● **WORK TO BE COMPLETED**
Reproduce all of the material word for word.

==================================================

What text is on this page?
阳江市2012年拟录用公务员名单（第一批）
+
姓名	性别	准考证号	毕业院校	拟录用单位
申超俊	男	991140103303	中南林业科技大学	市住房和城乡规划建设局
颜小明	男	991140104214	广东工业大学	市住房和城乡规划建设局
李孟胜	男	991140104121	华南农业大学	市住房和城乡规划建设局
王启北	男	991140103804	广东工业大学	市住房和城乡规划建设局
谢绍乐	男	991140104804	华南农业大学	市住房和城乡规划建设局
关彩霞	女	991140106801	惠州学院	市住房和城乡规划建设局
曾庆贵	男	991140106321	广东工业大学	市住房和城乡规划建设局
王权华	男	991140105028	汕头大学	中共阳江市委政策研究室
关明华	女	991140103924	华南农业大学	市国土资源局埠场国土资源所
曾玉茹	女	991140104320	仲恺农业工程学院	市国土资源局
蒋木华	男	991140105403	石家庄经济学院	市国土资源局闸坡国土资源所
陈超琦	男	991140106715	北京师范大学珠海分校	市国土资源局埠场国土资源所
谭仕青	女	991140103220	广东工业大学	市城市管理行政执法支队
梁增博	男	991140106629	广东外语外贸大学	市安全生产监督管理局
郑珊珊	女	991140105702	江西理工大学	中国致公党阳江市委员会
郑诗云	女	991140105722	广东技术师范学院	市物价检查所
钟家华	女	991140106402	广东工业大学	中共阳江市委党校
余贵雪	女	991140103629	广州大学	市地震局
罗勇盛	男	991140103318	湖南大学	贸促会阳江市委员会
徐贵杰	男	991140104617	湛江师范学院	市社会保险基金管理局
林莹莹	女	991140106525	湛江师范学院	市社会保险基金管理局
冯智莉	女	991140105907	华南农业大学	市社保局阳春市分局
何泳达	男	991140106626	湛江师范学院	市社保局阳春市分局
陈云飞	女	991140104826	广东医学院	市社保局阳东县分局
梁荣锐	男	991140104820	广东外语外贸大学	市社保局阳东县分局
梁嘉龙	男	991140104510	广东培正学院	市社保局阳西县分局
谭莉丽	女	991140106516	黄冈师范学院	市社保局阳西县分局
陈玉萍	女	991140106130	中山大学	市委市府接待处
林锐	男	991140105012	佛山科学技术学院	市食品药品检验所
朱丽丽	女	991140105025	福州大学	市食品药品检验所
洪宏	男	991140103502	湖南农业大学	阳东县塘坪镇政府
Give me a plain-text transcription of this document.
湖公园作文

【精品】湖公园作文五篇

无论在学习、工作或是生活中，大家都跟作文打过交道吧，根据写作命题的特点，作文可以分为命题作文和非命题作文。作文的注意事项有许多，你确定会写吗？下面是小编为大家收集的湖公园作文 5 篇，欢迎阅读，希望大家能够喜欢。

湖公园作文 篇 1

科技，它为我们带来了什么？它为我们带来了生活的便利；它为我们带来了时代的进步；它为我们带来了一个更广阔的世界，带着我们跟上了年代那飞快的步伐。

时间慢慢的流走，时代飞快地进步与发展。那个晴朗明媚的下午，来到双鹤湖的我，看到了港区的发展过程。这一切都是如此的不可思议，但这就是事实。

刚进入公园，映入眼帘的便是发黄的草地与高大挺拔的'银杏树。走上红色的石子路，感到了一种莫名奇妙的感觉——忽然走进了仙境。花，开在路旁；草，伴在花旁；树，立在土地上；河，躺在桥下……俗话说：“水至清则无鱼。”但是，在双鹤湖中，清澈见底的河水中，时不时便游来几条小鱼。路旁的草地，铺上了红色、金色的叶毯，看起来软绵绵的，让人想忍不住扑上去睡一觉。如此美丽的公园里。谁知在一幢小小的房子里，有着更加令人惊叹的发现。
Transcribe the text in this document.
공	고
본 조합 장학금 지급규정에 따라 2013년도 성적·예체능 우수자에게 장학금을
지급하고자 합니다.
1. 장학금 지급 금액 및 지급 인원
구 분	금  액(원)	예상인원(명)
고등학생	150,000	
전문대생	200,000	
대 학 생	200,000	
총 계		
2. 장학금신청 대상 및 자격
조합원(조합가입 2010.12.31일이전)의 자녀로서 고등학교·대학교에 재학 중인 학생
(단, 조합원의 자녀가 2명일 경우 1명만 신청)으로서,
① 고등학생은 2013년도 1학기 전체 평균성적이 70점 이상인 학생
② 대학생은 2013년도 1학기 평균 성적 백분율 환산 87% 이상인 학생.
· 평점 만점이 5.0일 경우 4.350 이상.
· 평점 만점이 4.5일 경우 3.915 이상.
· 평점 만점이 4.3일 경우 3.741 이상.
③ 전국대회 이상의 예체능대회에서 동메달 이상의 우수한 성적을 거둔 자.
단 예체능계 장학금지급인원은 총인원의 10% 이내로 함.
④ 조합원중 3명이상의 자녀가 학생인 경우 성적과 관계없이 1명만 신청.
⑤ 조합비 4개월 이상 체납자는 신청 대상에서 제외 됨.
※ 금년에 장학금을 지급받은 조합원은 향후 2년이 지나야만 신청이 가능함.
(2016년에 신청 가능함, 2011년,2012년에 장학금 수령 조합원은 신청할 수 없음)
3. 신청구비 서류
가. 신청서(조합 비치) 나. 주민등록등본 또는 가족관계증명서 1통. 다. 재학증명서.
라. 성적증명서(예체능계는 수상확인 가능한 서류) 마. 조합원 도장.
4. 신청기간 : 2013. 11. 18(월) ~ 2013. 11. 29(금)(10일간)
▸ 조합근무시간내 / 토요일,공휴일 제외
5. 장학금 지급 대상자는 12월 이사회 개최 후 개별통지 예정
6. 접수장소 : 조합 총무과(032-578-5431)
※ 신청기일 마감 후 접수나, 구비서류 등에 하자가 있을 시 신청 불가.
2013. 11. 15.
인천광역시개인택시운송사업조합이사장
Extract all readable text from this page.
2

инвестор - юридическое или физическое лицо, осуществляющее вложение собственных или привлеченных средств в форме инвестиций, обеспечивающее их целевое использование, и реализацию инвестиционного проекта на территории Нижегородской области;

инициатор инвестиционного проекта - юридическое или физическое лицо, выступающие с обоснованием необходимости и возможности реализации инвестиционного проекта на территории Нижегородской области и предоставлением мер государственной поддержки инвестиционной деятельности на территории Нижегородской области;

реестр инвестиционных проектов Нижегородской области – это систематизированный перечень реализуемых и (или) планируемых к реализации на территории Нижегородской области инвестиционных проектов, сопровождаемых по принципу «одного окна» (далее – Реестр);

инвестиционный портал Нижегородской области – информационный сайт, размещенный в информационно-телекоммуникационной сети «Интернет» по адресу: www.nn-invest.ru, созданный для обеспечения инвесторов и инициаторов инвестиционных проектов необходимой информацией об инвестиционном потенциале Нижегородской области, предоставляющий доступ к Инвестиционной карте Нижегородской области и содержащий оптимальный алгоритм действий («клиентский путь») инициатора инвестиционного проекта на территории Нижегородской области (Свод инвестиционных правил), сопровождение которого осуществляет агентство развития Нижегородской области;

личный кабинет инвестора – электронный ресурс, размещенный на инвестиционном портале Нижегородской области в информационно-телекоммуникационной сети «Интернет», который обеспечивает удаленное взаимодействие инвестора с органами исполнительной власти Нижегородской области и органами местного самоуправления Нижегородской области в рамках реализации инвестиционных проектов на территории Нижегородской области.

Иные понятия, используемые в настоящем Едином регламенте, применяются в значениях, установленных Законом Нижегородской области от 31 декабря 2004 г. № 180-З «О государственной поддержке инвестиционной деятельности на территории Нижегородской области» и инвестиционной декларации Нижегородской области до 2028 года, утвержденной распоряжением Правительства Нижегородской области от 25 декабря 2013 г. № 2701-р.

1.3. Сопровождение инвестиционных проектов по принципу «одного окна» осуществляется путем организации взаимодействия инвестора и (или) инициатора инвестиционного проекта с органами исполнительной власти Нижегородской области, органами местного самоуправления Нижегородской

==================================================

● **EXERCISE SOLUTION**
What text is on this page?
阳江市2012年拟录用公务员名单（第一批）
+
姓名	性别	准考证号	毕业院校	拟录用单位
申超俊	男	991140103303	中南林业科技大学	市住房和城乡规划建设局
颜小明	男	991140104214	广东工业大学	市住房和城乡规划建设局
李孟胜	男	991140104121	华南农业大学	市住房和城乡规划建设局
王启北	男	991140103804	广东工业大学	市住房和城乡规划建设局
谢绍乐	男	991140104804	华南农业大学	市住房和城乡规划建设局
关彩霞	女	991140106801	惠州学院	市住房和城乡规划建设局
曾庆贵	男	991140106321	广东工业大学	市住房和城乡规划建设局
王权华	男	991140105028	汕头大学	中共阳江市委政策研究室
关明华	女	991140103924	华南农业大学	市国土资源局埠场国土资源所
曾玉茹	女	991140104320	仲恺农业工程学院	市国土资源局
蒋木华	男	991140105403	石家庄经济学院	市国土资源局闸坡国土资源所
陈超琦	男	991140106715	北京师范大学珠海分校	市国土资源局埠场国土资源所
谭仕青	女	991140103220	广东工业大学	市城市管理行政执法支队
梁增博	男	991140106629	广东外语外贸大学	市安全生产监督管理局
郑珊珊	女	991140105702	江西理工大学	中国致公党阳江市委员会
郑诗云	女	991140105722	广东技术师范学院	市物价检查所
钟家华	女	991140106402	广东工业大学	中共阳江市委党校
余贵雪	女	991140103629	广州大学	市地震局
罗勇盛	男	991140103318	湖南大学	贸促会阳江市委员会
徐贵杰	男	991140104617	湛江师范学院	市社会保险基金管理局
林莹莹	女	991140106525	湛江师范学院	市社会保险基金管理局
冯智莉	女	991140105907	华南农业大学	市社保局阳春市分局
何泳达	男	991140106626	湛江师范学院	市社保局阳春市分局
陈云飞	女	991140104826	广东医学院	市社保局阳东县分局
梁荣锐	男	991140104820	广东外语外贸大学	市社保局阳东县分局
梁嘉龙	男	991140104510	广东培正学院	市社保局阳西县分局
谭莉丽	女	991140106516	黄冈师范学院	市社保局阳西县分局
陈玉萍	女	991140106130	中山大学	市委市府接待处
林锐	男	991140105012	佛山科学技术学院	市食品药品检验所
朱丽丽	女	991140105025	福州大学	市食品药品检验所
洪宏	男	991140103502	湖南农业大学	阳东县塘坪镇政府
Give me a plain-text transcription of this document.
湖公园作文

【精品】湖公园作文五篇

无论在学习、工作或是生活中，大家都跟作文打过交道吧，根据写作命题的特点，作文可以分为命题作文和非命题作文。作文的注意事项有许多，你确定会写吗？下面是小编为大家收集的湖公园作文 5 篇，欢迎阅读，希望大家能够喜欢。

湖公园作文 篇 1

科技，它为我们带来了什么？它为我们带来了生活的便利；它为我们带来了时代的进步；它为我们带来了一个更广阔的世界，带着我们跟上了年代那飞快的步伐。

时间慢慢的流走，时代飞快地进步与发展。那个晴朗明媚的下午，来到双鹤湖的我，看到了港区的发展过程。这一切都是如此的不可思议，但这就是事实。

刚进入公园，映入眼帘的便是发黄的草地与高大挺拔的'银杏树。走上红色的石子路，感到了一种莫名奇妙的感觉——忽然走进了仙境。花，开在路旁；草，伴在花旁；树，立在土地上；河，躺在桥下……俗话说：“水至清则无鱼。”但是，在双鹤湖中，清澈见底的河水中，时不时便游来几条小鱼。路旁的草地，铺上了红色、金色的叶毯，看起来软绵绵的，让人想忍不住扑上去睡一觉。如此美丽的公园里。谁知在一幢小小的房子里，有着更加令人惊叹的发现。
Transcribe the text in this document.
공	고
본 조합 장학금 지급규정에 따라 2013년도 성적·예체능 우수자에게 장학금을
지급하고자 합니다.
1. 장학금 지급 금액 및 지급 인원
구 분	금  액(원)	예상인원(명)
고등학생	150,000	
전문대생	200,000	
대 학 생	200,000	
총 계		
2. 장학금신청 대상 및 자격
조합원(조합가입 2010.12.31일이전)의 자녀로서 고등학교·대학교에 재학 중인 학생
(단, 조합원의 자녀가 2명일 경우 1명만 신청)으로서,
① 고등학생은 2013년도 1학기 전체 평균성적이 70점 이상인 학생
② 대학생은 2013년도 1학기 평균 성적 백분율 환산 87% 이상인 학생.
· 평점 만점이 5.0일 경우 4.350 이상.
· 평점 만점이 4.5일 경우 3.915 이상.
· 평점 만점이 4.3일 경우 3.741 이상.
③ 전국대회 이상의 예체능대회에서 동메달 이상의 우수한 성적을 거둔 자.
단 예체능계 장학금지급인원은 총인원의 10% 이내로 함.
④ 조합원중 3명이상의 자녀가 학생인 경우 성적과 관계없이 1명만 신청.
⑤ 조합비 4개월 이상 체납자는 신청 대상에서 제외 됨.
※ 금년에 장학금을 지급받은 조합원은 향후 2년이 지나야만 신청이 가능함.
(2016년에 신청 가능함, 2011년,2012년에 장학금 수령 조합원은 신청할 수 없음)
3. 신청구비 서류
가. 신청서(조합 비치) 나. 주민등록등본 또는 가족관계증명서 1통. 다. 재학증명서.
라. 성적증명서(예체능계는 수상확인 가능한 서류) 마. 조합원 도장.
4. 신청기간 : 2013. 11. 18(월) ~ 2013. 11. 29(금)(10일간)
▸ 조합근무시간내 / 토요일,공휴일 제외
5. 장학금 지급 대상자는 12월 이사회 개최 후 개별통지 예정
6. 접수장소 : 조합 총무과(032-578-5431)
※ 신청기일 마감 후 접수나, 구비서류 등에 하자가 있을 시 신청 불가.
2013. 11. 15.
인천광역시개인택시운송사업조합이사장
Extract all readable text from this page.
2

инвестор - юридическое или физическое лицо, осуществляющее вложение собственных или привлеченных средств в форме инвестиций, обеспечивающее их целевое использование, и реализацию инвестиционного проекта на территории Нижегородской области;

инициатор инвестиционного проекта - юридическое или физическое лицо, выступающие с обоснованием необходимости и возможности реализации инвестиционного проекта на территории Нижегородской области и предоставлением мер государственной поддержки инвестиционной деятельности на территории Нижегородской области;

реестр инвестиционных проектов Нижегородской области – это систематизированный перечень реализуемых и (или) планируемых к реализации на территории Нижегородской области инвестиционных проектов, сопровождаемых по принципу «одного окна» (далее – Реестр);

инвестиционный портал Нижегородской области – информационный сайт, размещенный в информационно-телекоммуникационной сети «Интернет» по адресу: www.nn-invest.ru, созданный для обеспечения инвесторов и инициаторов инвестиционных проектов необходимой информацией об инвестиционном потенциале Нижегородской области, предоставляющий доступ к Инвестиционной карте Нижегородской области и содержащий оптимальный алгоритм действий («клиентский путь») инициатора инвестиционного проекта на территории Нижегородской области (Свод инвестиционных правил), сопровождение которого осуществляет агентство развития Нижегородской области;

личный кабинет инвестора – электронный ресурс, размещенный на инвестиционном портале Нижегородской области в информационно-телекоммуникационной сети «Интернет», который обеспечивает удаленное взаимодействие инвестора с органами исполнительной власти Нижегородской области и органами местного самоуправления Нижегородской области в рамках реализации инвестиционных проектов на территории Нижегородской области.

Иные понятия, используемые в настоящем Едином регламенте, применяются в значениях, установленных Законом Нижегородской области от 31 декабря 2004 г. № 180-З «О государственной поддержке инвестиционной деятельности на территории Нижегородской области» и инвестиционной декларации Нижегородской области до 2028 года, утвержденной распоряжением Правительства Нижегородской области от 25 декабря 2013 г. № 2701-р.

1.3. Сопровождение инвестиционных проектов по принципу «одного окна» осуществляется путем организации взаимодействия инвестора и (или) инициатора инвестиционного проекта с органами исполнительной власти Нижегородской области, органами местного самоуправления Нижегородской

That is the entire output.